* **Stated goal**
Reproduce the listing below verbatim.

* **Records provided**
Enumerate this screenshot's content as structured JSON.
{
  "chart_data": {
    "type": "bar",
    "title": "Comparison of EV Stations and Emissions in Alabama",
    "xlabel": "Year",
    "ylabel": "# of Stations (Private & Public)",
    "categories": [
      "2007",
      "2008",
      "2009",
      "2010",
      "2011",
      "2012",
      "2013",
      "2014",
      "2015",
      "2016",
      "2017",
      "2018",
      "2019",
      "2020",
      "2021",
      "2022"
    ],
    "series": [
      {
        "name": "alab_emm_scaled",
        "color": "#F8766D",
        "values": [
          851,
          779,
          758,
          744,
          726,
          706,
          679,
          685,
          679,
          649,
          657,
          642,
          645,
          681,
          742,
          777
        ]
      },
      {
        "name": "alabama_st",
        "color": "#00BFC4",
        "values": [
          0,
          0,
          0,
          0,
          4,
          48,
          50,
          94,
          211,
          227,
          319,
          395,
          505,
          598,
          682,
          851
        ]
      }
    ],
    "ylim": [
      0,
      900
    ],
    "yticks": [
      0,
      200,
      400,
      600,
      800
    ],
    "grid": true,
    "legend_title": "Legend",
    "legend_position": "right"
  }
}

* **Solution to this problem**
Enumerate this screenshot's content as structured JSON.
{
  "chart_data": {
    "type": "bar",
    "title": "Comparison of EV Stations and Emissions in Alabama",
    "xlabel": "Year",
    "ylabel": "# of Stations (Private & Public)",
    "categories": [
      "2007",
      "2008",
      "2009",
      "2010",
      "2011",
      "2012",
      "2013",
      "2014",
      "2015",
      "2016",
      "2017",
      "2018",
      "2019",
      "2020",
      "2021",
      "2022"
    ],
    "series": [
      {
        "name": "alab_emm_scaled",
        "color": "#F8766D",
        "values": [
          851,
          779,
          758,
          744,
          726,
          706,
          679,
          685,
          679,
          649,
          657,
          642,
          645,
          681,
          742,
          777
        ]
      },
      {
        "name": "alabama_st",
        "color": "#00BFC4",
        "values": [
          0,
          0,
          0,
          0,
          4,
          48,
          50,
          94,
          211,
          227,
          319,
          395,
          505,
          598,
          682,
          851
        ]
      }
    ],
    "ylim": [
      0,
      900
    ],
    "yticks": [
      0,
      200,
      400,
      600,
      800
    ],
    "grid": true,
    "legend_title": "Legend",
    "legend_position": "right"
  }
}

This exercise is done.